** Stored records **
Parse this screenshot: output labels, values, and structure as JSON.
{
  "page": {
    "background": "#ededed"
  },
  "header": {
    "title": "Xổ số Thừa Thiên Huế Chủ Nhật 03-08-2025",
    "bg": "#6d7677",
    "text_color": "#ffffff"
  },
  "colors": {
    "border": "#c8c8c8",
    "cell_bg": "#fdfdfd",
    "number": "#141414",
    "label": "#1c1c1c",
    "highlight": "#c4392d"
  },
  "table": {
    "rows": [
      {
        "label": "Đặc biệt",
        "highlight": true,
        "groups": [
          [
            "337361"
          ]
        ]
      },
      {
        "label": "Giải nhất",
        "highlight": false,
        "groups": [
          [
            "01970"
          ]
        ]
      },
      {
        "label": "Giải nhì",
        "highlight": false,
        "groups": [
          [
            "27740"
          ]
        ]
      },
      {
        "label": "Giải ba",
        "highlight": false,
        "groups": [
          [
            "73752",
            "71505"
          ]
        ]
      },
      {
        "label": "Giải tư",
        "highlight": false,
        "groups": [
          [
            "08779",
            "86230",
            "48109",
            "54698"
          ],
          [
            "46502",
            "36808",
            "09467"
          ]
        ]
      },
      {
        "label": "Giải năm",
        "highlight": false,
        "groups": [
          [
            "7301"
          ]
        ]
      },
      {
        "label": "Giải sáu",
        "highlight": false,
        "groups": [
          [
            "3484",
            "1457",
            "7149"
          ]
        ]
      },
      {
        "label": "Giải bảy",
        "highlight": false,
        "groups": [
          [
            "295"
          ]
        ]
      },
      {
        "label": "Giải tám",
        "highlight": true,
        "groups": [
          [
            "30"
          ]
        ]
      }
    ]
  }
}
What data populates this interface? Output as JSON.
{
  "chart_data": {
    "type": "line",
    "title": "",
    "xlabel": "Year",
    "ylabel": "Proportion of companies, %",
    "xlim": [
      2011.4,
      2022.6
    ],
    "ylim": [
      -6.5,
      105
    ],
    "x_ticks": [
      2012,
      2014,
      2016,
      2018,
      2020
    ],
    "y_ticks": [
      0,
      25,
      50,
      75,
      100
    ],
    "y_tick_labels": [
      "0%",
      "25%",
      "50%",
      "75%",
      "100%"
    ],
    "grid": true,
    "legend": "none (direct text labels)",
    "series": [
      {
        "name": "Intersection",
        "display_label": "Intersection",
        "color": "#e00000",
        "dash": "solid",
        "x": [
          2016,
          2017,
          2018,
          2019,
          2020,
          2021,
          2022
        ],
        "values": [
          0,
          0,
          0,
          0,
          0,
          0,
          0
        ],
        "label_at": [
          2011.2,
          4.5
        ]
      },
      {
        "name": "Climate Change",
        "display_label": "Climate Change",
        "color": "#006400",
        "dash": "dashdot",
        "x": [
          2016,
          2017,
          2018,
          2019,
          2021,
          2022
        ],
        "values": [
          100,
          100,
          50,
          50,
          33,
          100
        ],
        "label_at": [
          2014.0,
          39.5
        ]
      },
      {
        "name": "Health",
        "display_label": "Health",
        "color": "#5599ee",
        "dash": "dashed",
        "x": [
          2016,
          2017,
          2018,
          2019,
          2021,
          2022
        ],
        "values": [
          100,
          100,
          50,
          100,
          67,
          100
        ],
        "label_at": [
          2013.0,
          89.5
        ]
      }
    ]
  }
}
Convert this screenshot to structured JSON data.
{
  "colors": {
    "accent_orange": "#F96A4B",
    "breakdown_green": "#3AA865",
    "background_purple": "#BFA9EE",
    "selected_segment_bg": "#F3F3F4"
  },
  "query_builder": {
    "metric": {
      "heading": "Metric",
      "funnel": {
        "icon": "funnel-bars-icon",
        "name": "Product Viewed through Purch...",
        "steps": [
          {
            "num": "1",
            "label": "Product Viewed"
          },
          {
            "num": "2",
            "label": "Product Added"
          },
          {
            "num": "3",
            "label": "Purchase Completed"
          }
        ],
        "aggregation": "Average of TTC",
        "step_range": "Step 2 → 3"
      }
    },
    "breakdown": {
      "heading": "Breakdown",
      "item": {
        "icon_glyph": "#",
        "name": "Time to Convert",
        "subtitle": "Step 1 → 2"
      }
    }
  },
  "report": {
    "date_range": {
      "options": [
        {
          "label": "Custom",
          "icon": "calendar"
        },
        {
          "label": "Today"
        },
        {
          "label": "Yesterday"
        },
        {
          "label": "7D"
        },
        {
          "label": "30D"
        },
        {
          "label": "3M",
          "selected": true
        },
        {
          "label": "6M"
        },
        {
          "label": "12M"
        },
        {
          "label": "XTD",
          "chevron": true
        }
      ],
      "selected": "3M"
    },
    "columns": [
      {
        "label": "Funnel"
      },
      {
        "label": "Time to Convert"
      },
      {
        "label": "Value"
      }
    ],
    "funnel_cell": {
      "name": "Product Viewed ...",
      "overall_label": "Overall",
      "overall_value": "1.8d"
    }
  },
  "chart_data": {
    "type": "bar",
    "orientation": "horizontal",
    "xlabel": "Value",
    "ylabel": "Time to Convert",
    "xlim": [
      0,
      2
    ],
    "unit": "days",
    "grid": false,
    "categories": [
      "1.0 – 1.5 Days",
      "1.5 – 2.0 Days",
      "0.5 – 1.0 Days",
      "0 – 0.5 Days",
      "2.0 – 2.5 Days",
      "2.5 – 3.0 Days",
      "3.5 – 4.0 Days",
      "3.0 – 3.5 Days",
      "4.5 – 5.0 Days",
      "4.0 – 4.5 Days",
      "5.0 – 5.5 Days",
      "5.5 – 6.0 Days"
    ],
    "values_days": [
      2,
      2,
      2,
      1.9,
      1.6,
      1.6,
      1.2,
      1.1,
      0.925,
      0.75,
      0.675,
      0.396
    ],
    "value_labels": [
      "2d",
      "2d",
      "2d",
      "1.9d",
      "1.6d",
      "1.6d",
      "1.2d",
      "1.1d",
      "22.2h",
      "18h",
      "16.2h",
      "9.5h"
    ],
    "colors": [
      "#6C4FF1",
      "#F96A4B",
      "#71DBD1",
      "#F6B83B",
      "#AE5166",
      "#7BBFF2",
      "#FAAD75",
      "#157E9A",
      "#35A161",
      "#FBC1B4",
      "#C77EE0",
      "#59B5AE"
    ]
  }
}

** Directions **
Set down the listing above in full, please, exactly as it appears.

** Answer **
Parse this screenshot: output labels, values, and structure as JSON.
{
  "page": {
    "background": "#ededed"
  },
  "header": {
    "title": "Xổ số Thừa Thiên Huế Chủ Nhật 03-08-2025",
    "bg": "#6d7677",
    "text_color": "#ffffff"
  },
  "colors": {
    "border": "#c8c8c8",
    "cell_bg": "#fdfdfd",
    "number": "#141414",
    "label": "#1c1c1c",
    "highlight": "#c4392d"
  },
  "table": {
    "rows": [
      {
        "label": "Đặc biệt",
        "highlight": true,
        "groups": [
          [
            "337361"
          ]
        ]
      },
      {
        "label": "Giải nhất",
        "highlight": false,
        "groups": [
          [
            "01970"
          ]
        ]
      },
      {
        "label": "Giải nhì",
        "highlight": false,
        "groups": [
          [
            "27740"
          ]
        ]
      },
      {
        "label": "Giải ba",
        "highlight": false,
        "groups": [
          [
            "73752",
            "71505"
          ]
        ]
      },
      {
        "label": "Giải tư",
        "highlight": false,
        "groups": [
          [
            "08779",
            "86230",
            "48109",
            "54698"
          ],
          [
            "46502",
            "36808",
            "09467"
          ]
        ]
      },
      {
        "label": "Giải năm",
        "highlight": false,
        "groups": [
          [
            "7301"
          ]
        ]
      },
      {
        "label": "Giải sáu",
        "highlight": false,
        "groups": [
          [
            "3484",
            "1457",
            "7149"
          ]
        ]
      },
      {
        "label": "Giải bảy",
        "highlight": false,
        "groups": [
          [
            "295"
          ]
        ]
      },
      {
        "label": "Giải tám",
        "highlight": true,
        "groups": [
          [
            "30"
          ]
        ]
      }
    ]
  }
}
What data populates this interface? Output as JSON.
{
  "chart_data": {
    "type": "line",
    "title": "",
    "xlabel": "Year",
    "ylabel": "Proportion of companies, %",
    "xlim": [
      2011.4,
      2022.6
    ],
    "ylim": [
      -6.5,
      105
    ],
    "x_ticks": [
      2012,
      2014,
      2016,
      2018,
      2020
    ],
    "y_ticks": [
      0,
      25,
      50,
      75,
      100
    ],
    "y_tick_labels": [
      "0%",
      "25%",
      "50%",
      "75%",
      "100%"
    ],
    "grid": true,
    "legend": "none (direct text labels)",
    "series": [
      {
        "name": "Intersection",
        "display_label": "Intersection",
        "color": "#e00000",
        "dash": "solid",
        "x": [
          2016,
          2017,
          2018,
          2019,
          2020,
          2021,
          2022
        ],
        "values": [
          0,
          0,
          0,
          0,
          0,
          0,
          0
        ],
        "label_at": [
          2011.2,
          4.5
        ]
      },
      {
        "name": "Climate Change",
        "display_label": "Climate Change",
        "color": "#006400",
        "dash": "dashdot",
        "x": [
          2016,
          2017,
          2018,
          2019,
          2021,
          2022
        ],
        "values": [
          100,
          100,
          50,
          50,
          33,
          100
        ],
        "label_at": [
          2014.0,
          39.5
        ]
      },
      {
        "name": "Health",
        "display_label": "Health",
        "color": "#5599ee",
        "dash": "dashed",
        "x": [
          2016,
          2017,
          2018,
          2019,
          2021,
          2022
        ],
        "values": [
          100,
          100,
          50,
          100,
          67,
          100
        ],
        "label_at": [
          2013.0,
          89.5
        ]
      }
    ]
  }
}
Convert this screenshot to structured JSON data.
{
  "colors": {
    "accent_orange": "#F96A4B",
    "breakdown_green": "#3AA865",
    "background_purple": "#BFA9EE",
    "selected_segment_bg": "#F3F3F4"
  },
  "query_builder": {
    "metric": {
      "heading": "Metric",
      "funnel": {
        "icon": "funnel-bars-icon",
        "name": "Product Viewed through Purch...",
        "steps": [
          {
            "num": "1",
            "label": "Product Viewed"
          },
          {
            "num": "2",
            "label": "Product Added"
          },
          {
            "num": "3",
            "label": "Purchase Completed"
          }
        ],
        "aggregation": "Average of TTC",
        "step_range": "Step 2 → 3"
      }
    },
    "breakdown": {
      "heading": "Breakdown",
      "item": {
        "icon_glyph": "#",
        "name": "Time to Convert",
        "subtitle": "Step 1 → 2"
      }
    }
  },
  "report": {
    "date_range": {
      "options": [
        {
          "label": "Custom",
          "icon": "calendar"
        },
        {
          "label": "Today"
        },
        {
          "label": "Yesterday"
        },
        {
          "label": "7D"
        },
        {
          "label": "30D"
        },
        {
          "label": "3M",
          "selected": true
        },
        {
          "label": "6M"
        },
        {
          "label": "12M"
        },
        {
          "label": "XTD",
          "chevron": true
        }
      ],
      "selected": "3M"
    },
    "columns": [
      {
        "label": "Funnel"
      },
      {
        "label": "Time to Convert"
      },
      {
        "label": "Value"
      }
    ],
    "funnel_cell": {
      "name": "Product Viewed ...",
      "overall_label": "Overall",
      "overall_value": "1.8d"
    }
  },
  "chart_data": {
    "type": "bar",
    "orientation": "horizontal",
    "xlabel": "Value",
    "ylabel": "Time to Convert",
    "xlim": [
      0,
      2
    ],
    "unit": "days",
    "grid": false,
    "categories": [
      "1.0 – 1.5 Days",
      "1.5 – 2.0 Days",
      "0.5 – 1.0 Days",
      "0 – 0.5 Days",
      "2.0 – 2.5 Days",
      "2.5 – 3.0 Days",
      "3.5 – 4.0 Days",
      "3.0 – 3.5 Days",
      "4.5 – 5.0 Days",
      "4.0 – 4.5 Days",
      "5.0 – 5.5 Days",
      "5.5 – 6.0 Days"
    ],
    "values_days": [
      2,
      2,
      2,
      1.9,
      1.6,
      1.6,
      1.2,
      1.1,
      0.925,
      0.75,
      0.675,
      0.396
    ],
    "value_labels": [
      "2d",
      "2d",
      "2d",
      "1.9d",
      "1.6d",
      "1.6d",
      "1.2d",
      "1.1d",
      "22.2h",
      "18h",
      "16.2h",
      "9.5h"
    ],
    "colors": [
      "#6C4FF1",
      "#F96A4B",
      "#71DBD1",
      "#F6B83B",
      "#AE5166",
      "#7BBFF2",
      "#FAAD75",
      "#157E9A",
      "#35A161",
      "#FBC1B4",
      "#C77EE0",
      "#59B5AE"
    ]
  }
}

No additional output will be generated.